_Directive_: Filter these entries, keeping only lines that hold the word "name".

_Records for this task_:
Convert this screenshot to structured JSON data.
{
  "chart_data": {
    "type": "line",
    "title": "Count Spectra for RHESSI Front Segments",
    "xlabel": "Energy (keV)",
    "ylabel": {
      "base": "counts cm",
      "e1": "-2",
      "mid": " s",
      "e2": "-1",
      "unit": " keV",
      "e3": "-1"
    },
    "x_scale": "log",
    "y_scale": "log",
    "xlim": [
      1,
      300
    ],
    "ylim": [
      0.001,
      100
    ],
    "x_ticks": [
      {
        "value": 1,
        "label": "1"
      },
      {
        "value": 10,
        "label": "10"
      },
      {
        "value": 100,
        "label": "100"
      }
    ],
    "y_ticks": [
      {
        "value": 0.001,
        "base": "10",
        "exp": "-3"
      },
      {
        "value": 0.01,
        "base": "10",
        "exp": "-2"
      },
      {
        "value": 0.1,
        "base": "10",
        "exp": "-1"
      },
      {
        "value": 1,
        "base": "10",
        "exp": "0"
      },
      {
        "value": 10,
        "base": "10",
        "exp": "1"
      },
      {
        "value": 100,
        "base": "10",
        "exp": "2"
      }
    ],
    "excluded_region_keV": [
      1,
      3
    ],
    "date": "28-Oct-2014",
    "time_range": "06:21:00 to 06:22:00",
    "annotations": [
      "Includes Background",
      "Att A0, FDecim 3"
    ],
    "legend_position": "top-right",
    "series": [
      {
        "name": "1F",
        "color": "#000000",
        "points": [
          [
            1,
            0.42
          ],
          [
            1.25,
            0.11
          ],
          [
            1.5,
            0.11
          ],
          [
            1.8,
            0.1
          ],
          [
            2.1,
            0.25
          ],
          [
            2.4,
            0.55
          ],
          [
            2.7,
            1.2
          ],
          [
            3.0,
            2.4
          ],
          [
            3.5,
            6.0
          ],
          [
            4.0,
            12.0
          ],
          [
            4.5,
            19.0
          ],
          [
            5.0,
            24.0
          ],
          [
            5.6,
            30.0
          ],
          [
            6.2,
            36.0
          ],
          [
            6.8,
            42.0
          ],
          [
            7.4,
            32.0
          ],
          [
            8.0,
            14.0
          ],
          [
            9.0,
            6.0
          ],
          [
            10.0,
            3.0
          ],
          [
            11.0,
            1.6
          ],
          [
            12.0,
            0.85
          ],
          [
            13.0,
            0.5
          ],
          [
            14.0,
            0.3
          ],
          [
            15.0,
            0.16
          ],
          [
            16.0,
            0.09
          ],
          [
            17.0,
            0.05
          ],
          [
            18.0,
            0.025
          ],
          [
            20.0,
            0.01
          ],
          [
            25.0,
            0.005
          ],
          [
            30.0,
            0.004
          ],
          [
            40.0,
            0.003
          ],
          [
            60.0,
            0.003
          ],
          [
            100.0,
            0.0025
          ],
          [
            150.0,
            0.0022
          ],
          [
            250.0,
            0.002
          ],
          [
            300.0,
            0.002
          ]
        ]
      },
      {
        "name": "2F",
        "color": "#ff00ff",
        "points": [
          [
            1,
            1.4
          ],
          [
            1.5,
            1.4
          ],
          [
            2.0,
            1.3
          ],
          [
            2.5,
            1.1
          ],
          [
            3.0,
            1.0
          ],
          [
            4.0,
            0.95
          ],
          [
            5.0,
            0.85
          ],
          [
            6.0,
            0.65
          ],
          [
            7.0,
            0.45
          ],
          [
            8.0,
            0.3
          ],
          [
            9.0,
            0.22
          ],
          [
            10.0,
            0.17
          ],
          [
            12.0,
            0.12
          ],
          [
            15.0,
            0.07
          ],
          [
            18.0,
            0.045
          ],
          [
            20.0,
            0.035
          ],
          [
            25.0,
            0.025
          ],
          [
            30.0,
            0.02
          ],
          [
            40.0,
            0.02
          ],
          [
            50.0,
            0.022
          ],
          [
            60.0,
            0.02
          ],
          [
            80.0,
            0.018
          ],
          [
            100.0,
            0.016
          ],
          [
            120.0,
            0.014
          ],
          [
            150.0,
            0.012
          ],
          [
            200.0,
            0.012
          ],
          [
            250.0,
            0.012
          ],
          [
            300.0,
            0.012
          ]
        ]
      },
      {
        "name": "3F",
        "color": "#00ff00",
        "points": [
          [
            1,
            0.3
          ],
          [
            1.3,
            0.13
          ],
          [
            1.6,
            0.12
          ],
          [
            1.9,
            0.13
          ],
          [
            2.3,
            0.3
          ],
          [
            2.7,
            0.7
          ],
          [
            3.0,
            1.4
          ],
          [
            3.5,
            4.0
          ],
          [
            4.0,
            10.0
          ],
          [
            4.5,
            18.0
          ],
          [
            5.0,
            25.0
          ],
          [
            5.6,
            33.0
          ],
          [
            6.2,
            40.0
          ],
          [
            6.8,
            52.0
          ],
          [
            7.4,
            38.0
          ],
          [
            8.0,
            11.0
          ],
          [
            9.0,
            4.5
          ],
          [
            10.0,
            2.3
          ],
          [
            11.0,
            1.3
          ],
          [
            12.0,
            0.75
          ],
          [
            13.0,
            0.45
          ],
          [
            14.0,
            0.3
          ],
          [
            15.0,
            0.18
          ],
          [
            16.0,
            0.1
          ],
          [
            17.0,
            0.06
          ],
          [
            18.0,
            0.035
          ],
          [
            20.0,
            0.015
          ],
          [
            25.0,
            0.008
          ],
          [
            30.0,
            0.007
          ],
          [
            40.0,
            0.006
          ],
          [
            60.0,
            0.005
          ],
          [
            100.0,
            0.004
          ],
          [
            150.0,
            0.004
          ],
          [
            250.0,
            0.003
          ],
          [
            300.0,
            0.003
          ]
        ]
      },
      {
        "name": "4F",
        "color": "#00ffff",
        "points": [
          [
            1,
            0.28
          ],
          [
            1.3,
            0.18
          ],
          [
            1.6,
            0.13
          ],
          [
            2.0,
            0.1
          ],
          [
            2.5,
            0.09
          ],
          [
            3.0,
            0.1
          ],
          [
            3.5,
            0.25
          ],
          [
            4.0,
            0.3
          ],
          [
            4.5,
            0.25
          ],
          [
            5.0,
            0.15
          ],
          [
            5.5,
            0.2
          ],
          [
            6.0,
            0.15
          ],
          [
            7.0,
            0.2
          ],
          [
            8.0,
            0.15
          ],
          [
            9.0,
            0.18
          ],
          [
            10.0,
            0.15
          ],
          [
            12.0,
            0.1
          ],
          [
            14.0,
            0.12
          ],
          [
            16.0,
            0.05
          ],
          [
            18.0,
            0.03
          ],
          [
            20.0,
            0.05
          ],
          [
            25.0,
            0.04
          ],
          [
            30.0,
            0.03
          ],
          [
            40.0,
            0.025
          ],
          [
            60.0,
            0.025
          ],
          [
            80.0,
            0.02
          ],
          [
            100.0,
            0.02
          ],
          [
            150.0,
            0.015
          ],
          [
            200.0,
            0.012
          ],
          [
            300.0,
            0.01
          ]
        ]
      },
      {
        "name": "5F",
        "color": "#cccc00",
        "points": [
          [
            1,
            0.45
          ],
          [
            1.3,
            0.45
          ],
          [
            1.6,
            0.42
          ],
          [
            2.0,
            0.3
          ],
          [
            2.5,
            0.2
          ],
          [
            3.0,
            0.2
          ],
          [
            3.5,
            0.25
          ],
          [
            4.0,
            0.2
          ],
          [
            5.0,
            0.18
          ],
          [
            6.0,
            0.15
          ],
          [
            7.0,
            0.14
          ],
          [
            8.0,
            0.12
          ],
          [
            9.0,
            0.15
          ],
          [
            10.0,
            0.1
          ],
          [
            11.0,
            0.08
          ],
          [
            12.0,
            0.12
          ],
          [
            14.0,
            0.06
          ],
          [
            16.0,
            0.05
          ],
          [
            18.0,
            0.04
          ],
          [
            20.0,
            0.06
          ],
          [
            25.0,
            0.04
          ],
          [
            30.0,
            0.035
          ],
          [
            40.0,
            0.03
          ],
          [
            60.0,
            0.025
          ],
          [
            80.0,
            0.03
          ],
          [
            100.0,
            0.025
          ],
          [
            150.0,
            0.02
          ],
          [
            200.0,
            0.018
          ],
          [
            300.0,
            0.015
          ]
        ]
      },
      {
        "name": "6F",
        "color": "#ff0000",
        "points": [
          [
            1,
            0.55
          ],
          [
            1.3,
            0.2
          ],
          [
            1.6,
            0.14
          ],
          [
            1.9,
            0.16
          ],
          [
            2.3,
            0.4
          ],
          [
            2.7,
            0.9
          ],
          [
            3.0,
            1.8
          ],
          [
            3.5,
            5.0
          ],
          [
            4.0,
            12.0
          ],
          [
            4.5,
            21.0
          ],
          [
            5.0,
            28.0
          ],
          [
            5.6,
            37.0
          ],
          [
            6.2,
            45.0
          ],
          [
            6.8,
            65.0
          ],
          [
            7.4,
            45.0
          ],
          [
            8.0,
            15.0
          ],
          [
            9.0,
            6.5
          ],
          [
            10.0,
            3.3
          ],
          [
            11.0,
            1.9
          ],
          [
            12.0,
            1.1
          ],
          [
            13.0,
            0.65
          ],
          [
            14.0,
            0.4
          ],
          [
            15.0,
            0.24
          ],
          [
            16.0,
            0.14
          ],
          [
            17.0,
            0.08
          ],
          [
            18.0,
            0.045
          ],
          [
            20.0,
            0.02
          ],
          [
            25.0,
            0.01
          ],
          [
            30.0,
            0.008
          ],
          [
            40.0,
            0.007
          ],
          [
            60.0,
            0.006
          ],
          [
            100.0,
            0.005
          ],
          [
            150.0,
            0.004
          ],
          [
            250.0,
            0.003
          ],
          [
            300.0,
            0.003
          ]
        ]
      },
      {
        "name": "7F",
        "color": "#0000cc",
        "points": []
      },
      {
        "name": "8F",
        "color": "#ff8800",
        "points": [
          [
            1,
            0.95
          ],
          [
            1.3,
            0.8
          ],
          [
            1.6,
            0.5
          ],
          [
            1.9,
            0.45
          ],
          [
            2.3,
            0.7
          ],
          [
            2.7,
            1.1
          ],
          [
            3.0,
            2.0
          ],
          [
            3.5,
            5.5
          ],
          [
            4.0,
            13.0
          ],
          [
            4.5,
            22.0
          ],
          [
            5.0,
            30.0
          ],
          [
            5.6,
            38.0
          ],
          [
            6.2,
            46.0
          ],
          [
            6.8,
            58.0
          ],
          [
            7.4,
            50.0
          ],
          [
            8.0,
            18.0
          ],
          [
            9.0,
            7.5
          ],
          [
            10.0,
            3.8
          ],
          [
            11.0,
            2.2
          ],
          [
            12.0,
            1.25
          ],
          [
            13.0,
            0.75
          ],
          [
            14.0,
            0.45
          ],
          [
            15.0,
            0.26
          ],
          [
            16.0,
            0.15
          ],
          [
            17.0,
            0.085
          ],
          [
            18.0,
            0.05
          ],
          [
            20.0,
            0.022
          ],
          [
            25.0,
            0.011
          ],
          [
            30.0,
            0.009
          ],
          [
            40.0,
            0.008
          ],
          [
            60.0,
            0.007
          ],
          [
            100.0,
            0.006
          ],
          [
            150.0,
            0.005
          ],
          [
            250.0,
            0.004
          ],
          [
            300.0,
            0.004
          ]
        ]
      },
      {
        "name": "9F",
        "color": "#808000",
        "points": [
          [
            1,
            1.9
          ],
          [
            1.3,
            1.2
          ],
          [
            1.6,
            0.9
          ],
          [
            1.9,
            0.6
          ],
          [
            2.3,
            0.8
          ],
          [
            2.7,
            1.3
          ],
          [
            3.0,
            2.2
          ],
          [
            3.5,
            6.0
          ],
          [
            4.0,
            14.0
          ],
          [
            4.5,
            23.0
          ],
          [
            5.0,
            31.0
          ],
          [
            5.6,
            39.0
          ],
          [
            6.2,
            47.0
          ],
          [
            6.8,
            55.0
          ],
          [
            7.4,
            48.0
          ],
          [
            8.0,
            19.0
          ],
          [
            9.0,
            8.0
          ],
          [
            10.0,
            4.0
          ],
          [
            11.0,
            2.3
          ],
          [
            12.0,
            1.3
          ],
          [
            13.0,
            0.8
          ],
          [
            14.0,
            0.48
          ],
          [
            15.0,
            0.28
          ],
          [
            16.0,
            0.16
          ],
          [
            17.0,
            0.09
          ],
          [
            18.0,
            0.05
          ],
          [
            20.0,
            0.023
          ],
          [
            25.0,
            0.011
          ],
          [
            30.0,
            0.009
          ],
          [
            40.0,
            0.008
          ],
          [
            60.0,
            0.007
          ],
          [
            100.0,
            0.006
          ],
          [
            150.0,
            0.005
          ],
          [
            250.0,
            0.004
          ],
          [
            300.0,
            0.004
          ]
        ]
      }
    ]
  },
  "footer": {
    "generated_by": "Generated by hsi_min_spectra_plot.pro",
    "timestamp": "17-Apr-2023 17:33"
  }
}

_Output of the exercise_:
        "name": "1F",
        "name": "2F",
        "name": "3F",
        "name": "4F",
        "name": "5F",
        "name": "6F",
        "name": "7F",
        "name": "8F",
        "name": "9F",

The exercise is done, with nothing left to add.